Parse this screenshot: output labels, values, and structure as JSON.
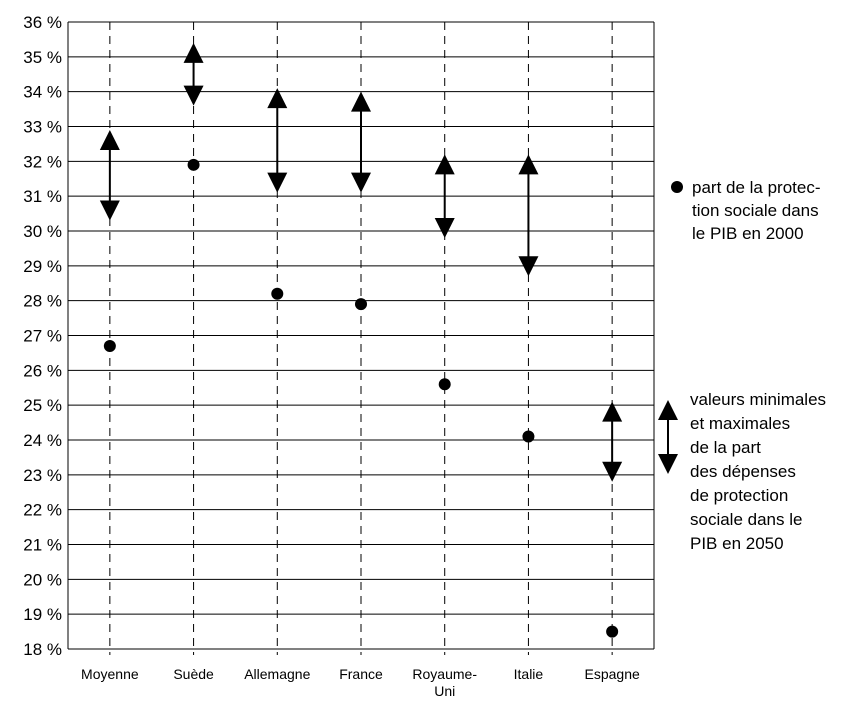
{
  "chart_data": {
    "type": "scatter",
    "categories": [
      "Moyenne",
      "Suède",
      "Allemagne",
      "France",
      "Royaume-Uni",
      "Italie",
      "Espagne"
    ],
    "category_label_lines": [
      [
        "Moyenne"
      ],
      [
        "Suède"
      ],
      [
        "Allemagne"
      ],
      [
        "France"
      ],
      [
        "Royaume-",
        "Uni"
      ],
      [
        "Italie"
      ],
      [
        "Espagne"
      ]
    ],
    "series": [
      {
        "name": "part de la protection sociale dans le PIB en 2000",
        "marker": "circle",
        "values": [
          26.7,
          31.9,
          28.2,
          27.9,
          25.6,
          24.1,
          18.5
        ]
      },
      {
        "name": "valeurs minimales et maximales de la part des dépenses de protection sociale dans le PIB en 2050",
        "marker": "double-arrow",
        "min": [
          30.3,
          33.6,
          31.1,
          31.1,
          29.8,
          28.7,
          22.8
        ],
        "max": [
          32.9,
          35.4,
          34.1,
          34.0,
          32.2,
          32.2,
          25.1
        ]
      }
    ],
    "yticks": [
      "18 %",
      "19 %",
      "20 %",
      "21 %",
      "22 %",
      "23 %",
      "24 %",
      "25 %",
      "26 %",
      "27 %",
      "28 %",
      "29 %",
      "30 %",
      "31 %",
      "32 %",
      "33 %",
      "34 %",
      "35 %",
      "36 %"
    ],
    "ylim": [
      18,
      36
    ],
    "grid": true,
    "legend": {
      "placement": "right",
      "dot_lines": [
        "part de la protec-",
        "tion sociale dans",
        "le PIB en 2000"
      ],
      "arrow_lines": [
        "valeurs minimales",
        "et maximales",
        "de la part",
        "des dépenses",
        "de protection",
        "sociale dans le",
        "PIB en 2050"
      ]
    },
    "colors": {
      "marks": "#000000",
      "grid": "#000000",
      "background": "#ffffff"
    }
  }
}
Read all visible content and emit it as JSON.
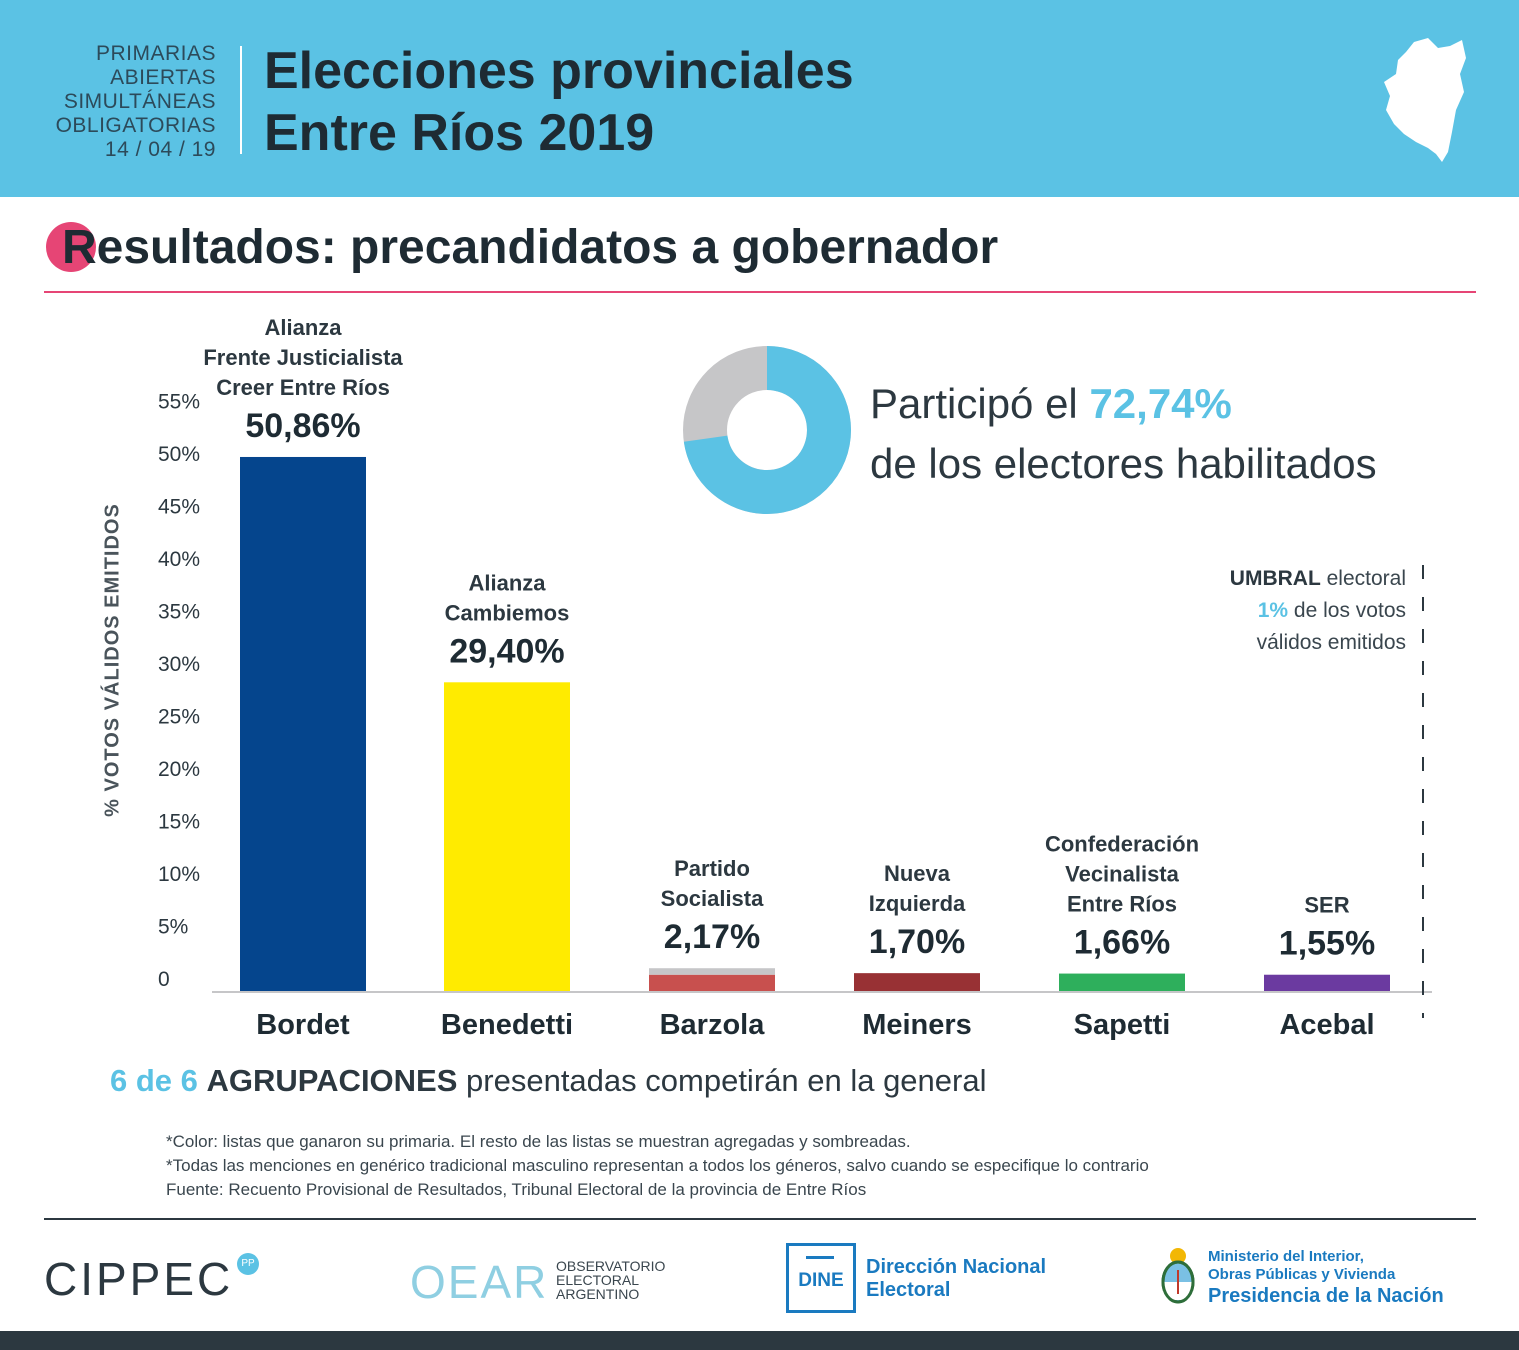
{
  "header": {
    "paso_lines": [
      "PRIMARIAS",
      "ABIERTAS",
      "SIMULTÁNEAS",
      "OBLIGATORIAS",
      "14 / 04 / 19"
    ],
    "title_line1": "Elecciones provinciales",
    "title_line2": "Entre Ríos 2019"
  },
  "section": {
    "title": "Resultados: precandidatos a gobernador"
  },
  "participation": {
    "value": 72.74,
    "line1_prefix": "Participó el ",
    "percent_label": "72,74%",
    "line2": "de los electores habilitados"
  },
  "threshold": {
    "label_bold": "UMBRAL",
    "label_rest": " electoral",
    "pct": "1%",
    "line2_rest": " de los votos",
    "line3": "válidos emitidos"
  },
  "chart_data": {
    "type": "bar",
    "ylabel": "% VOTOS VÁLIDOS EMITIDOS",
    "ylim": [
      0,
      55
    ],
    "yticks": [
      0,
      5,
      10,
      15,
      20,
      25,
      30,
      35,
      40,
      45,
      50,
      55
    ],
    "ytick_labels": [
      "0",
      "5%",
      "10%",
      "15%",
      "20%",
      "25%",
      "30%",
      "35%",
      "40%",
      "45%",
      "50%",
      "55%"
    ],
    "categories": [
      "Bordet",
      "Benedetti",
      "Barzola",
      "Meiners",
      "Sapetti",
      "Acebal"
    ],
    "parties": [
      [
        "Alianza",
        "Frente Justicialista",
        "Creer Entre Ríos"
      ],
      [
        "Alianza",
        "Cambiemos"
      ],
      [
        "Partido",
        "Socialista"
      ],
      [
        "Nueva",
        "Izquierda"
      ],
      [
        "Confederación",
        "Vecinalista",
        "Entre Ríos"
      ],
      [
        "SER"
      ]
    ],
    "value_labels": [
      "50,86%",
      "29,40%",
      "2,17%",
      "1,70%",
      "1,66%",
      "1,55%"
    ],
    "series": [
      {
        "name": "Lista ganadora",
        "values": [
          50.86,
          29.4,
          1.55,
          1.7,
          1.66,
          1.55
        ]
      },
      {
        "name": "Resto de las listas",
        "values": [
          0,
          0,
          0.62,
          0,
          0,
          0
        ]
      }
    ],
    "colors": [
      "#05458d",
      "#ffeb00",
      "#c8504e",
      "#983134",
      "#2eaf5c",
      "#6b3aa0"
    ],
    "other_lists_color": "#c6c6c8"
  },
  "summary": {
    "count": "6 de 6",
    "bold": "AGRUPACIONES",
    "rest": " presentadas competirán en la general"
  },
  "notes": [
    "*Color: listas que ganaron su primaria. El resto de las listas se muestran agregadas y sombreadas.",
    "*Todas las menciones en genérico tradicional masculino representan a todos los géneros, salvo cuando se especifique lo contrario",
    "Fuente: Recuento Provisional de Resultados, Tribunal Electoral de la provincia de Entre Ríos"
  ],
  "logos": {
    "cippec": "CIPPEC",
    "cippec_badge": "PP",
    "oear_mark": "OEAR",
    "oear_lines": [
      "OBSERVATORIO",
      "ELECTORAL",
      "ARGENTINO"
    ],
    "dine_box": "DINE",
    "dine_lines": [
      "Dirección Nacional",
      "Electoral"
    ],
    "ministerio_lines": [
      "Ministerio del Interior,",
      "Obras Públicas y Vivienda"
    ],
    "presidencia": "Presidencia de la Nación"
  },
  "colors": {
    "header_bg": "#5bc2e4",
    "accent_pink": "#e64575",
    "accent_blue": "#5bc2e4",
    "dark": "#1e2b33"
  }
}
※
DIRECTIONS
Reproduce the entries above exactly. Do not include the images.

FULL SOLUTION
Parse this screenshot: output labels, values, and structure as JSON.
{
  "chart_data": {
    "type": "scatter",
    "categories": [
      "Moyenne",
      "Suède",
      "Allemagne",
      "France",
      "Royaume-Uni",
      "Italie",
      "Espagne"
    ],
    "category_label_lines": [
      [
        "Moyenne"
      ],
      [
        "Suède"
      ],
      [
        "Allemagne"
      ],
      [
        "France"
      ],
      [
        "Royaume-",
        "Uni"
      ],
      [
        "Italie"
      ],
      [
        "Espagne"
      ]
    ],
    "series": [
      {
        "name": "part de la protection sociale dans le PIB en 2000",
        "marker": "circle",
        "values": [
          26.7,
          31.9,
          28.2,
          27.9,
          25.6,
          24.1,
          18.5
        ]
      },
      {
        "name": "valeurs minimales et maximales de la part des dépenses de protection sociale dans le PIB en 2050",
        "marker": "double-arrow",
        "min": [
          30.3,
          33.6,
          31.1,
          31.1,
          29.8,
          28.7,
          22.8
        ],
        "max": [
          32.9,
          35.4,
          34.1,
          34.0,
          32.2,
          32.2,
          25.1
        ]
      }
    ],
    "yticks": [
      "18 %",
      "19 %",
      "20 %",
      "21 %",
      "22 %",
      "23 %",
      "24 %",
      "25 %",
      "26 %",
      "27 %",
      "28 %",
      "29 %",
      "30 %",
      "31 %",
      "32 %",
      "33 %",
      "34 %",
      "35 %",
      "36 %"
    ],
    "ylim": [
      18,
      36
    ],
    "grid": true,
    "legend": {
      "placement": "right",
      "dot_lines": [
        "part de la protec-",
        "tion sociale dans",
        "le PIB en 2000"
      ],
      "arrow_lines": [
        "valeurs minimales",
        "et maximales",
        "de la part",
        "des dépenses",
        "de protection",
        "sociale dans le",
        "PIB en 2050"
      ]
    },
    "colors": {
      "marks": "#000000",
      "grid": "#000000",
      "background": "#ffffff"
    }
  }
}
Read all visible content and emit it as JSON.
{
  "header": {
    "paso_lines": [
      "PRIMARIAS",
      "ABIERTAS",
      "SIMULTÁNEAS",
      "OBLIGATORIAS",
      "14 / 04 / 19"
    ],
    "title_line1": "Elecciones provinciales",
    "title_line2": "Entre Ríos 2019"
  },
  "section": {
    "title": "Resultados: precandidatos a gobernador"
  },
  "participation": {
    "value": 72.74,
    "line1_prefix": "Participó el ",
    "percent_label": "72,74%",
    "line2": "de los electores habilitados"
  },
  "threshold": {
    "label_bold": "UMBRAL",
    "label_rest": " electoral",
    "pct": "1%",
    "line2_rest": " de los votos",
    "line3": "válidos emitidos"
  },
  "chart_data": {
    "type": "bar",
    "ylabel": "% VOTOS VÁLIDOS EMITIDOS",
    "ylim": [
      0,
      55
    ],
    "yticks": [
      0,
      5,
      10,
      15,
      20,
      25,
      30,
      35,
      40,
      45,
      50,
      55
    ],
    "ytick_labels": [
      "0",
      "5%",
      "10%",
      "15%",
      "20%",
      "25%",
      "30%",
      "35%",
      "40%",
      "45%",
      "50%",
      "55%"
    ],
    "categories": [
      "Bordet",
      "Benedetti",
      "Barzola",
      "Meiners",
      "Sapetti",
      "Acebal"
    ],
    "parties": [
      [
        "Alianza",
        "Frente Justicialista",
        "Creer Entre Ríos"
      ],
      [
        "Alianza",
        "Cambiemos"
      ],
      [
        "Partido",
        "Socialista"
      ],
      [
        "Nueva",
        "Izquierda"
      ],
      [
        "Confederación",
        "Vecinalista",
        "Entre Ríos"
      ],
      [
        "SER"
      ]
    ],
    "value_labels": [
      "50,86%",
      "29,40%",
      "2,17%",
      "1,70%",
      "1,66%",
      "1,55%"
    ],
    "series": [
      {
        "name": "Lista ganadora",
        "values": [
          50.86,
          29.4,
          1.55,
          1.7,
          1.66,
          1.55
        ]
      },
      {
        "name": "Resto de las listas",
        "values": [
          0,
          0,
          0.62,
          0,
          0,
          0
        ]
      }
    ],
    "colors": [
      "#05458d",
      "#ffeb00",
      "#c8504e",
      "#983134",
      "#2eaf5c",
      "#6b3aa0"
    ],
    "other_lists_color": "#c6c6c8"
  },
  "summary": {
    "count": "6 de 6",
    "bold": "AGRUPACIONES",
    "rest": " presentadas competirán en la general"
  },
  "notes": [
    "*Color: listas que ganaron su primaria. El resto de las listas se muestran agregadas y sombreadas.",
    "*Todas las menciones en genérico tradicional masculino representan a todos los géneros, salvo cuando se especifique lo contrario",
    "Fuente: Recuento Provisional de Resultados, Tribunal Electoral de la provincia de Entre Ríos"
  ],
  "logos": {
    "cippec": "CIPPEC",
    "cippec_badge": "PP",
    "oear_mark": "OEAR",
    "oear_lines": [
      "OBSERVATORIO",
      "ELECTORAL",
      "ARGENTINO"
    ],
    "dine_box": "DINE",
    "dine_lines": [
      "Dirección Nacional",
      "Electoral"
    ],
    "ministerio_lines": [
      "Ministerio del Interior,",
      "Obras Públicas y Vivienda"
    ],
    "presidencia": "Presidencia de la Nación"
  },
  "colors": {
    "header_bg": "#5bc2e4",
    "accent_pink": "#e64575",
    "accent_blue": "#5bc2e4",
    "dark": "#1e2b33"
  }
}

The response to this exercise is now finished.